## TASK DETAILS
Where a line contains the word "main", copy that line in full.
---
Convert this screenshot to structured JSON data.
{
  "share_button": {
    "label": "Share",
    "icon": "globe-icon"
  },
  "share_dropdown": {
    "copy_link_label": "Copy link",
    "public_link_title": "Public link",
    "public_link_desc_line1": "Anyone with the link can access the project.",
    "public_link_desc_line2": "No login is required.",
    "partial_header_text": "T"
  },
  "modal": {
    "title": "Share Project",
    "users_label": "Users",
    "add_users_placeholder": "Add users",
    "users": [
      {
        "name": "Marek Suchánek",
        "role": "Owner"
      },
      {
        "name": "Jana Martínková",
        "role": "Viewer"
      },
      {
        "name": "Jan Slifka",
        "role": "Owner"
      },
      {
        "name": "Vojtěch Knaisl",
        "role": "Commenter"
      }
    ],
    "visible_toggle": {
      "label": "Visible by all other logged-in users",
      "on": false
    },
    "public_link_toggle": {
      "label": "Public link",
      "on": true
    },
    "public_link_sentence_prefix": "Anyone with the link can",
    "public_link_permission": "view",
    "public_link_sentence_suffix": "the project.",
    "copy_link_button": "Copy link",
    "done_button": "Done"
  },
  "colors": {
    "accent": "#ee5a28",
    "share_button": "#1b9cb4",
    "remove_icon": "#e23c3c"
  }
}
---
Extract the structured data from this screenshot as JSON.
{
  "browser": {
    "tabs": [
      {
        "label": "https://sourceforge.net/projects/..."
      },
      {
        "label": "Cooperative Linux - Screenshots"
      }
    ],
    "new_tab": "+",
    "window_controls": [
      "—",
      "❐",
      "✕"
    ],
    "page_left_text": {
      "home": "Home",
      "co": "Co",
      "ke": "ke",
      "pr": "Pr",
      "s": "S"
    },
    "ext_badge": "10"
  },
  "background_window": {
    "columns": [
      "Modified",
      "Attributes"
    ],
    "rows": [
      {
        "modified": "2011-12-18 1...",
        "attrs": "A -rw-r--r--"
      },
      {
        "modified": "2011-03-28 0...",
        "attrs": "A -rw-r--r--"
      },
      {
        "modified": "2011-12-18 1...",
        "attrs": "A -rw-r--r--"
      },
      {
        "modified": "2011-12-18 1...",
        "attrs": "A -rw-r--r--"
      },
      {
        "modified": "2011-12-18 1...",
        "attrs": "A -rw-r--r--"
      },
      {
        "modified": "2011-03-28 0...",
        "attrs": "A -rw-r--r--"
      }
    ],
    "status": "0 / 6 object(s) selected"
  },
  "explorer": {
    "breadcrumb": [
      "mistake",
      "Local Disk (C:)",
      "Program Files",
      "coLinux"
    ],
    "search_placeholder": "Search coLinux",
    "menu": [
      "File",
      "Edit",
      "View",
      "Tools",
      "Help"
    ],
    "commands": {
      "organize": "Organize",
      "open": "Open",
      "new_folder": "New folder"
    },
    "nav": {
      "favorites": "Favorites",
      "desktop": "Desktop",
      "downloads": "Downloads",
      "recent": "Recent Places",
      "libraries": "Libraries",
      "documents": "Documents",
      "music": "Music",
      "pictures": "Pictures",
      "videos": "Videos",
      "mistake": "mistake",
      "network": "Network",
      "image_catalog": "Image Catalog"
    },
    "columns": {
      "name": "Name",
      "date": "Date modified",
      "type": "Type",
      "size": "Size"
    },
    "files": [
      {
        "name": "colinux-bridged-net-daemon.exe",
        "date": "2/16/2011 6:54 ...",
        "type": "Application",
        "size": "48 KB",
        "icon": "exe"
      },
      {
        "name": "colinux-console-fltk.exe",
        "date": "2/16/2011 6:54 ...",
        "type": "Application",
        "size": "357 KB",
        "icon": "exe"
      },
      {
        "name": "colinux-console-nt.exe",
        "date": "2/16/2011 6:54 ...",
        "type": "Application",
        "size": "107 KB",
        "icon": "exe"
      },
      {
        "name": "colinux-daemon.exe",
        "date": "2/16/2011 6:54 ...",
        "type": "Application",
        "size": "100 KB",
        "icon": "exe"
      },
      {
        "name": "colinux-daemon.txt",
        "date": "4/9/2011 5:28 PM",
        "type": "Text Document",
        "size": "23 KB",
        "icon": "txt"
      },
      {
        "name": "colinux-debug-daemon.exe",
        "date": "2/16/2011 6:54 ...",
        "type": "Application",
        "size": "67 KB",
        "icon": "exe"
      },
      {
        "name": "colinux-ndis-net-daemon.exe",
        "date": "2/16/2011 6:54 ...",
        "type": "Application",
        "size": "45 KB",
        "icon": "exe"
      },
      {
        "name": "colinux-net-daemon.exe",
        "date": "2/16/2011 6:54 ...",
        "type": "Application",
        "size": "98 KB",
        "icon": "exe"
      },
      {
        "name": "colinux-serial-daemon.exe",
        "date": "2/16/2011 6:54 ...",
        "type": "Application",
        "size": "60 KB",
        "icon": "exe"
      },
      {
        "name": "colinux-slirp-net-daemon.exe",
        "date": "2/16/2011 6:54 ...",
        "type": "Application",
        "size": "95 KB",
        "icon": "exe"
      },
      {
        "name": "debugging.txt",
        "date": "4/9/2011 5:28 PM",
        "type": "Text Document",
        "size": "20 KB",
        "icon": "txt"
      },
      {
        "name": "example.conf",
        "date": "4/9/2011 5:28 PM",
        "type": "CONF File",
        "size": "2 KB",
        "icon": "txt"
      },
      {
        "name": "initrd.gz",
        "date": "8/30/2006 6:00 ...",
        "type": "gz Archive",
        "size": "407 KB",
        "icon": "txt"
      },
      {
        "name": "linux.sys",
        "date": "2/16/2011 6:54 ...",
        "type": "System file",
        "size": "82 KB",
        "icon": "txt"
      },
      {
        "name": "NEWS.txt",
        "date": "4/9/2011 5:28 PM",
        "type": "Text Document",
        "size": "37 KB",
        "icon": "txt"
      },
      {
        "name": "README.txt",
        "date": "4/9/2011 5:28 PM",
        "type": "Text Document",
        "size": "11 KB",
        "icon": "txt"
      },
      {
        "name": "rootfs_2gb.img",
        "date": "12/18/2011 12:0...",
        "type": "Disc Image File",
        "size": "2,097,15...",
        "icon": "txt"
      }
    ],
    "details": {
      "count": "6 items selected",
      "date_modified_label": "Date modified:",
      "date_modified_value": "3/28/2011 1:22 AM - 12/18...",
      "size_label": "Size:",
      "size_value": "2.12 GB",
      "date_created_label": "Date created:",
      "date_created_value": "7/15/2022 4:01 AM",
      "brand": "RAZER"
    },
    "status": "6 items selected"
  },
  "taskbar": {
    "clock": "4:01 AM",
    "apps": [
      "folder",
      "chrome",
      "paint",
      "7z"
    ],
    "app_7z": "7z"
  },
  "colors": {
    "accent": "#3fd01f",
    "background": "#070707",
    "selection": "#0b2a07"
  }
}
---
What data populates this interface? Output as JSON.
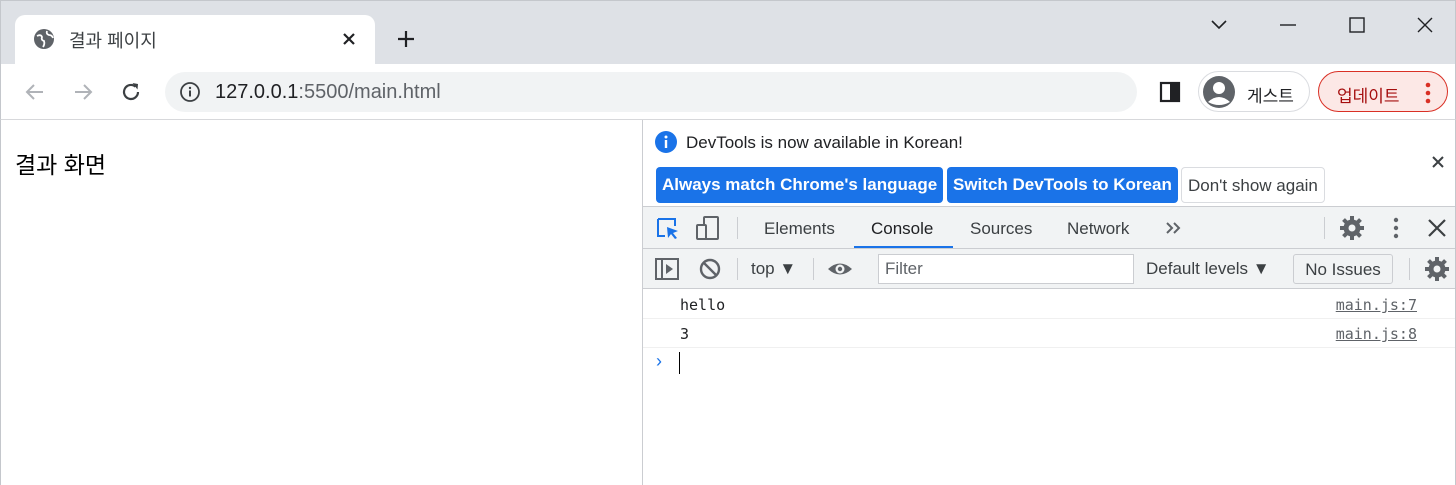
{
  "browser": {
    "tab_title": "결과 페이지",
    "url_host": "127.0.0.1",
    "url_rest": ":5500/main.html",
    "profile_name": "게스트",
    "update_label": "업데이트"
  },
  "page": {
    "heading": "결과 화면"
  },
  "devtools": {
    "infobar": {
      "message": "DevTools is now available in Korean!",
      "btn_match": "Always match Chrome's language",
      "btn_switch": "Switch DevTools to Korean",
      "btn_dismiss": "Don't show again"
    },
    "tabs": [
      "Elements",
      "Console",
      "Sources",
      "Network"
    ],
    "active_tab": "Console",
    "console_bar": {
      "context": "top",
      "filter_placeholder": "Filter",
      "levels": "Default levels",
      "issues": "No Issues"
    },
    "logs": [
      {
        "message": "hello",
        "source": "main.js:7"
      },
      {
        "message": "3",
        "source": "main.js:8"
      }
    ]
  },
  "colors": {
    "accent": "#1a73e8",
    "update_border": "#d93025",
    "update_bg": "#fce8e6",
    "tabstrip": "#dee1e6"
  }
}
---
## ANSWER BELOW
    "url_rest": ":5500/main.html",
        "source": "main.js:7"
        "source": "main.js:8"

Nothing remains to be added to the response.